Source material
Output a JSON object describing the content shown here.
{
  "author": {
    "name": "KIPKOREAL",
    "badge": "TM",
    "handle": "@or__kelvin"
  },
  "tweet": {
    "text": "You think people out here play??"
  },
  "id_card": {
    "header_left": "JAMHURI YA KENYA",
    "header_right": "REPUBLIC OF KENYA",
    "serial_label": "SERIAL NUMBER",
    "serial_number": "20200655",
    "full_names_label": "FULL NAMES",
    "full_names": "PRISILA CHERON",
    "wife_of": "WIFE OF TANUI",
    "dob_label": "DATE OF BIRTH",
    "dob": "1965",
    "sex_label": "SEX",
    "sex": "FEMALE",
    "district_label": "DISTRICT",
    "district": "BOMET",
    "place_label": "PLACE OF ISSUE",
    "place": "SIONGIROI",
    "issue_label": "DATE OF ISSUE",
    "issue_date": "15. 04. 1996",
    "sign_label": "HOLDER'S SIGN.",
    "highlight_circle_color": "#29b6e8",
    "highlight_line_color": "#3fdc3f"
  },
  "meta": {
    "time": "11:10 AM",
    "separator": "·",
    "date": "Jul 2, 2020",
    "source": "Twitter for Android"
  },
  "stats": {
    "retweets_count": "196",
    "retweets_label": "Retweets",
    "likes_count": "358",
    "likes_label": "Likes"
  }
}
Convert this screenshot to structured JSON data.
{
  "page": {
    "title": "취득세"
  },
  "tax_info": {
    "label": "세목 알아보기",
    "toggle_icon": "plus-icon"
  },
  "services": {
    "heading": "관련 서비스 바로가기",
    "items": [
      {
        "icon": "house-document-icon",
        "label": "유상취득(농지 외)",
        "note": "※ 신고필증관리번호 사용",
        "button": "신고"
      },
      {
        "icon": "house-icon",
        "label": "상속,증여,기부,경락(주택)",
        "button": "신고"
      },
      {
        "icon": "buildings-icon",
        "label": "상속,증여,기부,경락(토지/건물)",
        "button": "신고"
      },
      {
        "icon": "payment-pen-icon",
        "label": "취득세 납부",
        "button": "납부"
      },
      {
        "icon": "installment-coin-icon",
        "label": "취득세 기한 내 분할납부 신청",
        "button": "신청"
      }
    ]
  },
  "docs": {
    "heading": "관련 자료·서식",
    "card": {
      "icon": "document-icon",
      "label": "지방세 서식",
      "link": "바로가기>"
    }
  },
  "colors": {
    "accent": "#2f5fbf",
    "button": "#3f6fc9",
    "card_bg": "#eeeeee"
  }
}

Required task
Reproduce the full listing exactly.

Expected answer
Output a JSON object describing the content shown here.
{
  "author": {
    "name": "KIPKOREAL",
    "badge": "TM",
    "handle": "@or__kelvin"
  },
  "tweet": {
    "text": "You think people out here play??"
  },
  "id_card": {
    "header_left": "JAMHURI YA KENYA",
    "header_right": "REPUBLIC OF KENYA",
    "serial_label": "SERIAL NUMBER",
    "serial_number": "20200655",
    "full_names_label": "FULL NAMES",
    "full_names": "PRISILA CHERON",
    "wife_of": "WIFE OF TANUI",
    "dob_label": "DATE OF BIRTH",
    "dob": "1965",
    "sex_label": "SEX",
    "sex": "FEMALE",
    "district_label": "DISTRICT",
    "district": "BOMET",
    "place_label": "PLACE OF ISSUE",
    "place": "SIONGIROI",
    "issue_label": "DATE OF ISSUE",
    "issue_date": "15. 04. 1996",
    "sign_label": "HOLDER'S SIGN.",
    "highlight_circle_color": "#29b6e8",
    "highlight_line_color": "#3fdc3f"
  },
  "meta": {
    "time": "11:10 AM",
    "separator": "·",
    "date": "Jul 2, 2020",
    "source": "Twitter for Android"
  },
  "stats": {
    "retweets_count": "196",
    "retweets_label": "Retweets",
    "likes_count": "358",
    "likes_label": "Likes"
  }
}
Convert this screenshot to structured JSON data.
{
  "page": {
    "title": "취득세"
  },
  "tax_info": {
    "label": "세목 알아보기",
    "toggle_icon": "plus-icon"
  },
  "services": {
    "heading": "관련 서비스 바로가기",
    "items": [
      {
        "icon": "house-document-icon",
        "label": "유상취득(농지 외)",
        "note": "※ 신고필증관리번호 사용",
        "button": "신고"
      },
      {
        "icon": "house-icon",
        "label": "상속,증여,기부,경락(주택)",
        "button": "신고"
      },
      {
        "icon": "buildings-icon",
        "label": "상속,증여,기부,경락(토지/건물)",
        "button": "신고"
      },
      {
        "icon": "payment-pen-icon",
        "label": "취득세 납부",
        "button": "납부"
      },
      {
        "icon": "installment-coin-icon",
        "label": "취득세 기한 내 분할납부 신청",
        "button": "신청"
      }
    ]
  },
  "docs": {
    "heading": "관련 자료·서식",
    "card": {
      "icon": "document-icon",
      "label": "지방세 서식",
      "link": "바로가기>"
    }
  },
  "colors": {
    "accent": "#2f5fbf",
    "button": "#3f6fc9",
    "card_bg": "#eeeeee"
  }
}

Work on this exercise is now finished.